Show all lines holding the string "title".

Start of Data supplied

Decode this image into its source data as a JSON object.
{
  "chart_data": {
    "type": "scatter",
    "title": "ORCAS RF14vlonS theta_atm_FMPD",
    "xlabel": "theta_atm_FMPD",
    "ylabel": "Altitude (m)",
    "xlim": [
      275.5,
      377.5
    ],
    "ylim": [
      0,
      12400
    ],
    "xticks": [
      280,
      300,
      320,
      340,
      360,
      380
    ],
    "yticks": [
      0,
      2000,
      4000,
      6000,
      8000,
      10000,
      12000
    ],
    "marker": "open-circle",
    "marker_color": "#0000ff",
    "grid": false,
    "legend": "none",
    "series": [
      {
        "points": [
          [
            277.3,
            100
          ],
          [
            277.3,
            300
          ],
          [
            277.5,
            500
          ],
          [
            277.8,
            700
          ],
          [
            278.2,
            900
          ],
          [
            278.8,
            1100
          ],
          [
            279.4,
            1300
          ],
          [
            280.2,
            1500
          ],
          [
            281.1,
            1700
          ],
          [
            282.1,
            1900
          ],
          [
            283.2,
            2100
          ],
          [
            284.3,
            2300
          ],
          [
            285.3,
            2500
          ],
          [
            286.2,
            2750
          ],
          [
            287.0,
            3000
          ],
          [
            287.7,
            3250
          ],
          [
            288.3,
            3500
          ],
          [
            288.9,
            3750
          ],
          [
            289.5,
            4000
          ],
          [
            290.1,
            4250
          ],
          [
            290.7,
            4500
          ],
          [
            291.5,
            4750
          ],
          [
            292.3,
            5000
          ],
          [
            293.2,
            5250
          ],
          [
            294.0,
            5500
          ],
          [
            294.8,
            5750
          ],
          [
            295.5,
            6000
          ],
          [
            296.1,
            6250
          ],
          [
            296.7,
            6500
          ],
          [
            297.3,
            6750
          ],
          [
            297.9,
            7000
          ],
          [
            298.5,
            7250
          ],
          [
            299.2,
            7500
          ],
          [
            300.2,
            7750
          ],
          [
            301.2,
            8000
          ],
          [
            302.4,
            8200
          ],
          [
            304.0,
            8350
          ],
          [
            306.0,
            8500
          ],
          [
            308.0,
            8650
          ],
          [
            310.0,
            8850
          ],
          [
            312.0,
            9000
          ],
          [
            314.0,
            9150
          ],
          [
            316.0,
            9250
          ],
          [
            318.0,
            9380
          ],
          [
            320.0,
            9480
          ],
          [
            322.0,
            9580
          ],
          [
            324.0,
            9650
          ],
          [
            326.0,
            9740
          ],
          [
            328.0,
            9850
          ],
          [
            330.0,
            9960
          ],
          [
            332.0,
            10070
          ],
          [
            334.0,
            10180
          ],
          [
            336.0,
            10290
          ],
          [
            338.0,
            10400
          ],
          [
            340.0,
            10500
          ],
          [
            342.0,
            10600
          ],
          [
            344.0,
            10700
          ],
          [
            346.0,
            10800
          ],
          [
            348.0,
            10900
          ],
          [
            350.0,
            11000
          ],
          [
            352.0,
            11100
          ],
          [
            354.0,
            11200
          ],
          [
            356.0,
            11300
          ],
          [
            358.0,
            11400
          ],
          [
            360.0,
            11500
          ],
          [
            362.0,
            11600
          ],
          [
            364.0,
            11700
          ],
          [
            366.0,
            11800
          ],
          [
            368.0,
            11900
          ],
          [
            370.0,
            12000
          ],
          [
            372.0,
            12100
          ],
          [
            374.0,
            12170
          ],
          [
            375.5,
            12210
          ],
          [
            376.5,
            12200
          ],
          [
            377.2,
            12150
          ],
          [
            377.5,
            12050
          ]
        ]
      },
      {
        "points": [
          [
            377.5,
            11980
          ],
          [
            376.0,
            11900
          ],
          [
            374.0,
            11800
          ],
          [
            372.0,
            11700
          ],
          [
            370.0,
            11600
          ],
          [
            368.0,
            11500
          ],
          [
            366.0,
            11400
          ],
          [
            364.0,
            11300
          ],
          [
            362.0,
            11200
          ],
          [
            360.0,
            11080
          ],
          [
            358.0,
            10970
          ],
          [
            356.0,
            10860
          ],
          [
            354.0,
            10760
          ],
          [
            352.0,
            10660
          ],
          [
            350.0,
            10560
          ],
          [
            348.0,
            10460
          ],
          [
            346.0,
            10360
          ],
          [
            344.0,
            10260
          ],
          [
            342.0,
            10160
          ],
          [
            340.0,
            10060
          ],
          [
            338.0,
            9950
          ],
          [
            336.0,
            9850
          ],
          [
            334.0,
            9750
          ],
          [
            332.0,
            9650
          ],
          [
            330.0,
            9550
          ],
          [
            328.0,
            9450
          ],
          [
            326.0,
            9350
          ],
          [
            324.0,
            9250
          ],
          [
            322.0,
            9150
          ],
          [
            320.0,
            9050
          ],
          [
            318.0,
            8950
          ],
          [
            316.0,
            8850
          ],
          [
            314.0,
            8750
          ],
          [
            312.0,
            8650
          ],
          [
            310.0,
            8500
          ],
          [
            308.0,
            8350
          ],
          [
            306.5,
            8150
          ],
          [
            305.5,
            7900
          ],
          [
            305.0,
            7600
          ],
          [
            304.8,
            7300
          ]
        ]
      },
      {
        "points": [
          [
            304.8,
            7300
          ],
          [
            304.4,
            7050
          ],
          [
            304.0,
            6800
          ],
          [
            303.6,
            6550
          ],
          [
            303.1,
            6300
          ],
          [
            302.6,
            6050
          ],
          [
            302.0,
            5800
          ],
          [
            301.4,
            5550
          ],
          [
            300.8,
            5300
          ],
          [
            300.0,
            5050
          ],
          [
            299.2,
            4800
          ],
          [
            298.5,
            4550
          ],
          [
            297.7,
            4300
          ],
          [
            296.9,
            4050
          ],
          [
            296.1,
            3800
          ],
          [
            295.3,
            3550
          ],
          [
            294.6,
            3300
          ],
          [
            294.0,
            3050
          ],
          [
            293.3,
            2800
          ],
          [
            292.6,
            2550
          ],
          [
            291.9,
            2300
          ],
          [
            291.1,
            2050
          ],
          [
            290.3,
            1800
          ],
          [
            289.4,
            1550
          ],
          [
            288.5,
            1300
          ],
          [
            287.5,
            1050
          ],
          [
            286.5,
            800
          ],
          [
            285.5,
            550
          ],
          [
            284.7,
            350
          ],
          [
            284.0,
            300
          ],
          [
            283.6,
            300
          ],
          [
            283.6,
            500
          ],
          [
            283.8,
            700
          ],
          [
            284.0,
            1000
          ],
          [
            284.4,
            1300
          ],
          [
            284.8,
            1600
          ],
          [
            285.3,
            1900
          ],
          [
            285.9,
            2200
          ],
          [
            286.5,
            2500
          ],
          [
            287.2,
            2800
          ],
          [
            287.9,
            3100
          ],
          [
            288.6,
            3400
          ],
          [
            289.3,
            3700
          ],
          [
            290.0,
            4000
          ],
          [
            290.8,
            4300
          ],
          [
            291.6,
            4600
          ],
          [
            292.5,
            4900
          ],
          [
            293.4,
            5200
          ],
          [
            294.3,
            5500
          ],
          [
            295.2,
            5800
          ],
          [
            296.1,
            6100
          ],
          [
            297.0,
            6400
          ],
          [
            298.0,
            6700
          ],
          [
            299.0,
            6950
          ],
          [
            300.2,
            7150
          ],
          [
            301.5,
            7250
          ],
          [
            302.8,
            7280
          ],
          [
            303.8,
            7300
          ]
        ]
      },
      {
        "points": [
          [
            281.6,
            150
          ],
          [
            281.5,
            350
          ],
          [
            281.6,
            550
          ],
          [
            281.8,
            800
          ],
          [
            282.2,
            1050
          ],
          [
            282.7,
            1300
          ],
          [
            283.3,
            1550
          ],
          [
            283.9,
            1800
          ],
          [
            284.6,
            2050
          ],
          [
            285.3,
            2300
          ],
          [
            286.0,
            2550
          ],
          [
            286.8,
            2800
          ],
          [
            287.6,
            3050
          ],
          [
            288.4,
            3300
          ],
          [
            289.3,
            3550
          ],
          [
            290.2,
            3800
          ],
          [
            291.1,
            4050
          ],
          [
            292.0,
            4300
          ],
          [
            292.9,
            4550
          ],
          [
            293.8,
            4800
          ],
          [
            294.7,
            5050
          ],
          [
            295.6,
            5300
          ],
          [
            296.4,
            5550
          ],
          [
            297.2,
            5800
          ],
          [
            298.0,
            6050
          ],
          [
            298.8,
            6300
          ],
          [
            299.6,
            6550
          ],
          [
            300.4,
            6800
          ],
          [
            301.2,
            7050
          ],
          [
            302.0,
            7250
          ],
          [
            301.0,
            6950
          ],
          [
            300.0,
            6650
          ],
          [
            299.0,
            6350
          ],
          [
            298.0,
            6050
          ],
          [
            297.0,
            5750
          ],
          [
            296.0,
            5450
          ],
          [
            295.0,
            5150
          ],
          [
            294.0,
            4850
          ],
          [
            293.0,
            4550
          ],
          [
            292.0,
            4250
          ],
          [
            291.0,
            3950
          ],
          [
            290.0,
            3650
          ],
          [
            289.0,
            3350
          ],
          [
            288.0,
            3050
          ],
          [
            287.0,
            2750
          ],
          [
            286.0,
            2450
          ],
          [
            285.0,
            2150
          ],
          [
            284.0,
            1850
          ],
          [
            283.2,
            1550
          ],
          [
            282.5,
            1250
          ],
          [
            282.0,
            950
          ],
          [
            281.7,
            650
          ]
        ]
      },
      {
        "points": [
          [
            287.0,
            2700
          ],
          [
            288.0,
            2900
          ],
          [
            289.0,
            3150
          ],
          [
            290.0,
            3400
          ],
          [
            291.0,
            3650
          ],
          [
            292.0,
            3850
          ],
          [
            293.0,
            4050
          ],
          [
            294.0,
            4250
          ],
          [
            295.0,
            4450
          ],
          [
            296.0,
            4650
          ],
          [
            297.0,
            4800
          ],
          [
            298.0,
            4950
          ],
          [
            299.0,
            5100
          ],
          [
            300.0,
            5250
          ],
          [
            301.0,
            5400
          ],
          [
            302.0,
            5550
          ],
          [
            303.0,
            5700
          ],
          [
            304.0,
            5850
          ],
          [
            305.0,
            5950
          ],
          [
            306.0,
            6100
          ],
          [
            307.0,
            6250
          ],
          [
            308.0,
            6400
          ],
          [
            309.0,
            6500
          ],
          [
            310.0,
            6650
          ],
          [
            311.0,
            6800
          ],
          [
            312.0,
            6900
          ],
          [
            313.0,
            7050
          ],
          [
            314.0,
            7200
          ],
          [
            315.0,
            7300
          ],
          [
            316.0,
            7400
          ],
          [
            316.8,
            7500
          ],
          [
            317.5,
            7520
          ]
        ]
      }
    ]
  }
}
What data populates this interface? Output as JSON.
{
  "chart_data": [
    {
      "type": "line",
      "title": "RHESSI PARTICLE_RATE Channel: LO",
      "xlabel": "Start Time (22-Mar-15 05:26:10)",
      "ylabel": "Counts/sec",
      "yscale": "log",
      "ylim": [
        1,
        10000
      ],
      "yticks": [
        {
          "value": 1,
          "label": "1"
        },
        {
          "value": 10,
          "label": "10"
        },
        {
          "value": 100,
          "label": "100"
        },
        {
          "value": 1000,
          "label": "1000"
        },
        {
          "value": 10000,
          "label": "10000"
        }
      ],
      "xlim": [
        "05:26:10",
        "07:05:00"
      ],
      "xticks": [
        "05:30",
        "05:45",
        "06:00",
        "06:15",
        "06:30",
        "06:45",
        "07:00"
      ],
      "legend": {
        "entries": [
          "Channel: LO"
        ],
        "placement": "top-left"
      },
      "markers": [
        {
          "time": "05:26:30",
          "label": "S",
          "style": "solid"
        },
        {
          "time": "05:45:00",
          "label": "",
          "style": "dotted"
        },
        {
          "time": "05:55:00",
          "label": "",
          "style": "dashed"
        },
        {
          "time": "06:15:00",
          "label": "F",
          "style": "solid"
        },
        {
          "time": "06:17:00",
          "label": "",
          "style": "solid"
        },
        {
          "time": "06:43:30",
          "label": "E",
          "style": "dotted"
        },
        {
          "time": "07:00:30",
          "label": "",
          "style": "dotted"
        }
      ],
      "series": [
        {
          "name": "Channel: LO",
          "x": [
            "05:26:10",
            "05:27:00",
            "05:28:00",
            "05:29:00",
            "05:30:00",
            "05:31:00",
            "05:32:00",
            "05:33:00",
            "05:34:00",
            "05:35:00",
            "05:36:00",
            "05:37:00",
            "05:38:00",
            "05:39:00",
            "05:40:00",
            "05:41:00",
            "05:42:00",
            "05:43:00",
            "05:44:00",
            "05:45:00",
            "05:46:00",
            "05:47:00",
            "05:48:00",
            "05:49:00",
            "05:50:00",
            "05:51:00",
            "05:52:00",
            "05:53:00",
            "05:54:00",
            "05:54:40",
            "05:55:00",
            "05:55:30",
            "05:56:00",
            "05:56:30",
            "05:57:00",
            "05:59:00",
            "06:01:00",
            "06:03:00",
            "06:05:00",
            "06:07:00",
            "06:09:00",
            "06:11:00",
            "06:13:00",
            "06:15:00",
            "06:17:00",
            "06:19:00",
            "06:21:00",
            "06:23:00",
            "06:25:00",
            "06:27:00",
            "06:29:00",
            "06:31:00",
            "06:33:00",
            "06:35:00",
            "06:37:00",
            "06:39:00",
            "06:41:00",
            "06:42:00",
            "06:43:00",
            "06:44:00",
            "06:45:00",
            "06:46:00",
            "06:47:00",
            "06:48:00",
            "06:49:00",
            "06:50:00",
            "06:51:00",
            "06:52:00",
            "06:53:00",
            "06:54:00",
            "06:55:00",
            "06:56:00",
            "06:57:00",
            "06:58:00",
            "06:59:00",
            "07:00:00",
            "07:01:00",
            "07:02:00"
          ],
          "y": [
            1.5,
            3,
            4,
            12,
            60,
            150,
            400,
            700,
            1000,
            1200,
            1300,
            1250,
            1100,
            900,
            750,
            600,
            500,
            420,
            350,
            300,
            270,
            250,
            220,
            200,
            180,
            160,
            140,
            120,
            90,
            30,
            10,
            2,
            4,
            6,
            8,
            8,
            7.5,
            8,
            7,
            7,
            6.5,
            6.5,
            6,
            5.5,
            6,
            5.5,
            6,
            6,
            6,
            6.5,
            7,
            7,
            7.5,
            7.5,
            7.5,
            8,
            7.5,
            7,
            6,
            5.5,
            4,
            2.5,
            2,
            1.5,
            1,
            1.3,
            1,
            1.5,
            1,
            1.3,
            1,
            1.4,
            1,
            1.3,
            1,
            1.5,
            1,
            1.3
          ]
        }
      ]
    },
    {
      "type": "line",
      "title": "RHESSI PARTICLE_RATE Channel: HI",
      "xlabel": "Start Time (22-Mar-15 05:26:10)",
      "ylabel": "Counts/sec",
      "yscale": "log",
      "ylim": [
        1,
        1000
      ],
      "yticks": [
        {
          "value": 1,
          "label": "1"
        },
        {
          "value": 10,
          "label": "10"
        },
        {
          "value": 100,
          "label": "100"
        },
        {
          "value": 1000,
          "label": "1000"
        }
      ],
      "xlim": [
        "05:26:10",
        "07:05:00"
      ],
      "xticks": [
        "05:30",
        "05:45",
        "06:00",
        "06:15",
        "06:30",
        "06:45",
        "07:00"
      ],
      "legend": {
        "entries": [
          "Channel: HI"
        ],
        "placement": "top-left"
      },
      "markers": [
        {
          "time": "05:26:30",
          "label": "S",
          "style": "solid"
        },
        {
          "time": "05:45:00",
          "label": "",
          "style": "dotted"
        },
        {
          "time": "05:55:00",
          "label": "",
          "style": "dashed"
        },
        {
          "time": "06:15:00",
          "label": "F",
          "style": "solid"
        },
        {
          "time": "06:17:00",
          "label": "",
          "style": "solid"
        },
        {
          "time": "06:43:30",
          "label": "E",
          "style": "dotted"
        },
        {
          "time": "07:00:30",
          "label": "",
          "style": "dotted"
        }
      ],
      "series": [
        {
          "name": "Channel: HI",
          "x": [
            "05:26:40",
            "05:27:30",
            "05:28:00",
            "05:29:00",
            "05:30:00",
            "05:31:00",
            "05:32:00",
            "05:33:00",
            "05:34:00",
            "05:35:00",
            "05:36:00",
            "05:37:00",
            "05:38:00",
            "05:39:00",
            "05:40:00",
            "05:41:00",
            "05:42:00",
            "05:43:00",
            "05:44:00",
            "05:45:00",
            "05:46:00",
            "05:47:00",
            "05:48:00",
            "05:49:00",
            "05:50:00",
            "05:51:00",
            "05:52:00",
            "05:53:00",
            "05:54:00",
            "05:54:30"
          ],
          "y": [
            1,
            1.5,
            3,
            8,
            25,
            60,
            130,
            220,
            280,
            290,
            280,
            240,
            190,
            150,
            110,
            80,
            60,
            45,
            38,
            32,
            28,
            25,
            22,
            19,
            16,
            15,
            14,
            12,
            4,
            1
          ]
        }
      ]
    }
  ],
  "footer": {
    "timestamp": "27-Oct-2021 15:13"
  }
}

End of Data supplied

_Task solution_
    "title": "ORCAS RF14vlonS theta_atm_FMPD",
      "title": "RHESSI PARTICLE_RATE Channel: LO",
      "title": "RHESSI PARTICLE_RATE Channel: HI",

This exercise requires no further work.